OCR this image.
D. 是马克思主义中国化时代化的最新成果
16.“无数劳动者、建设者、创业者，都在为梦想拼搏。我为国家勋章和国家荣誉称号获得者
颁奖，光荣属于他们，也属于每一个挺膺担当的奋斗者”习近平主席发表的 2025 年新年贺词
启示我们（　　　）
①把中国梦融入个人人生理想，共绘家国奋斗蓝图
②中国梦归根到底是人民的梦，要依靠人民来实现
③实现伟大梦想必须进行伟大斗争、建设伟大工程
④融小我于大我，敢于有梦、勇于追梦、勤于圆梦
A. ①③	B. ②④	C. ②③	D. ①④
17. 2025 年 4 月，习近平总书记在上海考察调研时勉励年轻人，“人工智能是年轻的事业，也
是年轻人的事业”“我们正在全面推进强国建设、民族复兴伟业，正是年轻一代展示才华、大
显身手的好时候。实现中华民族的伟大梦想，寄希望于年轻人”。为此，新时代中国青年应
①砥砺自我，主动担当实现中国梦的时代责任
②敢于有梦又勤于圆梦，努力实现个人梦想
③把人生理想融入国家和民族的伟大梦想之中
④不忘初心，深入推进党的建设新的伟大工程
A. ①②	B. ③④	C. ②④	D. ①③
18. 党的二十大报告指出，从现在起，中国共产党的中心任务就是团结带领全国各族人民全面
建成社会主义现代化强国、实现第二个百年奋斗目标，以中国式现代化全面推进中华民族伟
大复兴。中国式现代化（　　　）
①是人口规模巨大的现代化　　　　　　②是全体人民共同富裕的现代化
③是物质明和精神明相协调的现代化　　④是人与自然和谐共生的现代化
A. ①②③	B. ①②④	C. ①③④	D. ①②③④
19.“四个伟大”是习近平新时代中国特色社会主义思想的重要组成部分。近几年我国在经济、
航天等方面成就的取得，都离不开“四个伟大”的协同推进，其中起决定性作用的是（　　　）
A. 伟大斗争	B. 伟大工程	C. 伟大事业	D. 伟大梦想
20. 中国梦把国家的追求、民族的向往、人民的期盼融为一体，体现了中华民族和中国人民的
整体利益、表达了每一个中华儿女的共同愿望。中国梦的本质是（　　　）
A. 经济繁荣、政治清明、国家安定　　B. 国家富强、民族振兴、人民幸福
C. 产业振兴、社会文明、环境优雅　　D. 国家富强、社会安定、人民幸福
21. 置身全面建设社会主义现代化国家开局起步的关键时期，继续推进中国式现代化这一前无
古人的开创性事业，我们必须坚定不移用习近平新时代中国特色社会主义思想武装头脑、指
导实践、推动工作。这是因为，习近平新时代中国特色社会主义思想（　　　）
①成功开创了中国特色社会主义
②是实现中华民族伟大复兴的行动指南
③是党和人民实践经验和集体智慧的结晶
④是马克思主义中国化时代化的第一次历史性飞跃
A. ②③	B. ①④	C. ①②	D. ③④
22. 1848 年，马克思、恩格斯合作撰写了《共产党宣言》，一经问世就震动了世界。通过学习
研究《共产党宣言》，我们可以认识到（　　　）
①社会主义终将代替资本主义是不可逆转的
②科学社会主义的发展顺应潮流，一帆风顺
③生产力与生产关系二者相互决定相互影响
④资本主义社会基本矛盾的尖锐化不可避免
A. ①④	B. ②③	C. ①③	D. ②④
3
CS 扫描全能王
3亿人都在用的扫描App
◇ ◇ ◇ ◇ ◇ ◇ ◇
STATED TASK
Say how many lines in the entries contain the string "人民幸福", and say nothing else.

PROBLEM SOLUTION
2